-- Dataset entries --
____________

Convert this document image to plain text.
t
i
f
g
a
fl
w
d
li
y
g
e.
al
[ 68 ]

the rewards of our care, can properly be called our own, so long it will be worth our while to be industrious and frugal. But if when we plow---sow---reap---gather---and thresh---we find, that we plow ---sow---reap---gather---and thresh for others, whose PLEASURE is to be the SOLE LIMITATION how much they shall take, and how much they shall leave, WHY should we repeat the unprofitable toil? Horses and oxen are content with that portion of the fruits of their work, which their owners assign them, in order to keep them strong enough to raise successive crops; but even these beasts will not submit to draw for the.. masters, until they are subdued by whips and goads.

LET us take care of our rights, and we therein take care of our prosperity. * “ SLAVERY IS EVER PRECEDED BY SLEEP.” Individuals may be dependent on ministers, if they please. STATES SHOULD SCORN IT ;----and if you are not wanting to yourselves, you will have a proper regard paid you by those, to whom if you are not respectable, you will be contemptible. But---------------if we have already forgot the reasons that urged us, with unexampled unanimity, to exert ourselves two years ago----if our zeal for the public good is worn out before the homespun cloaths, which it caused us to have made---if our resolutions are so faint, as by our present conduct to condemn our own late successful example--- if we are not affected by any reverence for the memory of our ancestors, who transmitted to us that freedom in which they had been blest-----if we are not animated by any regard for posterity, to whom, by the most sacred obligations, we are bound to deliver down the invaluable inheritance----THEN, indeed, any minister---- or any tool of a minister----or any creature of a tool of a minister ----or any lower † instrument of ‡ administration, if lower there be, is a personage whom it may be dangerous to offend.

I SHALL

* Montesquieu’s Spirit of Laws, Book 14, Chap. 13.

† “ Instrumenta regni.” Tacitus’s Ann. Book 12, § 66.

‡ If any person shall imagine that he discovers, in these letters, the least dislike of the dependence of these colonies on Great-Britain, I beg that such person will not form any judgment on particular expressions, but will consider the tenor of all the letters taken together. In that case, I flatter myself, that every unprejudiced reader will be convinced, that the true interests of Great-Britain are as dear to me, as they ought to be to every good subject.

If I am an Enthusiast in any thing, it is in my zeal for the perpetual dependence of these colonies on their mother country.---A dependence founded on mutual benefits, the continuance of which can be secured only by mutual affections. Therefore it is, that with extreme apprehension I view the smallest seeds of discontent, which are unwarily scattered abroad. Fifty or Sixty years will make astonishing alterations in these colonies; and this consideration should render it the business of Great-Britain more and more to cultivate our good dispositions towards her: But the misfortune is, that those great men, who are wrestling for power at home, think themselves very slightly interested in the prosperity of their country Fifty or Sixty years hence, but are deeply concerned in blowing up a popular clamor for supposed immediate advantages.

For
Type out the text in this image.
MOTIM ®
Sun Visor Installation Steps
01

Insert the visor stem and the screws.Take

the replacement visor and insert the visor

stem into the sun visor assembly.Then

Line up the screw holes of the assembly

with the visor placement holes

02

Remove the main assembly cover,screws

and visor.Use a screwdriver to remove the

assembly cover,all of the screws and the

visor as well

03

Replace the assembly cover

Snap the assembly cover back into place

____________

-- The exercise --
Write out the entries in full, exactly as given.

-- Task response --
Convert this document image to plain text.
t
i
f
g
a
fl
w
d
li
y
g
e.
al
[ 68 ]

the rewards of our care, can properly be called our own, so long it will be worth our while to be industrious and frugal. But if when we plow---sow---reap---gather---and thresh---we find, that we plow ---sow---reap---gather---and thresh for others, whose PLEASURE is to be the SOLE LIMITATION how much they shall take, and how much they shall leave, WHY should we repeat the unprofitable toil? Horses and oxen are content with that portion of the fruits of their work, which their owners assign them, in order to keep them strong enough to raise successive crops; but even these beasts will not submit to draw for the.. masters, until they are subdued by whips and goads.

LET us take care of our rights, and we therein take care of our prosperity. * “ SLAVERY IS EVER PRECEDED BY SLEEP.” Individuals may be dependent on ministers, if they please. STATES SHOULD SCORN IT ;----and if you are not wanting to yourselves, you will have a proper regard paid you by those, to whom if you are not respectable, you will be contemptible. But---------------if we have already forgot the reasons that urged us, with unexampled unanimity, to exert ourselves two years ago----if our zeal for the public good is worn out before the homespun cloaths, which it caused us to have made---if our resolutions are so faint, as by our present conduct to condemn our own late successful example--- if we are not affected by any reverence for the memory of our ancestors, who transmitted to us that freedom in which they had been blest-----if we are not animated by any regard for posterity, to whom, by the most sacred obligations, we are bound to deliver down the invaluable inheritance----THEN, indeed, any minister---- or any tool of a minister----or any creature of a tool of a minister ----or any lower † instrument of ‡ administration, if lower there be, is a personage whom it may be dangerous to offend.

I SHALL

* Montesquieu’s Spirit of Laws, Book 14, Chap. 13.

† “ Instrumenta regni.” Tacitus’s Ann. Book 12, § 66.

‡ If any person shall imagine that he discovers, in these letters, the least dislike of the dependence of these colonies on Great-Britain, I beg that such person will not form any judgment on particular expressions, but will consider the tenor of all the letters taken together. In that case, I flatter myself, that every unprejudiced reader will be convinced, that the true interests of Great-Britain are as dear to me, as they ought to be to every good subject.

If I am an Enthusiast in any thing, it is in my zeal for the perpetual dependence of these colonies on their mother country.---A dependence founded on mutual benefits, the continuance of which can be secured only by mutual affections. Therefore it is, that with extreme apprehension I view the smallest seeds of discontent, which are unwarily scattered abroad. Fifty or Sixty years will make astonishing alterations in these colonies; and this consideration should render it the business of Great-Britain more and more to cultivate our good dispositions towards her: But the misfortune is, that those great men, who are wrestling for power at home, think themselves very slightly interested in the prosperity of their country Fifty or Sixty years hence, but are deeply concerned in blowing up a popular clamor for supposed immediate advantages.

For
Type out the text in this image.
MOTIM ®
Sun Visor Installation Steps
01

Insert the visor stem and the screws.Take

the replacement visor and insert the visor

stem into the sun visor assembly.Then

Line up the screw holes of the assembly

with the visor placement holes

02

Remove the main assembly cover,screws

and visor.Use a screwdriver to remove the

assembly cover,all of the screws and the

visor as well

03

Replace the assembly cover

Snap the assembly cover back into place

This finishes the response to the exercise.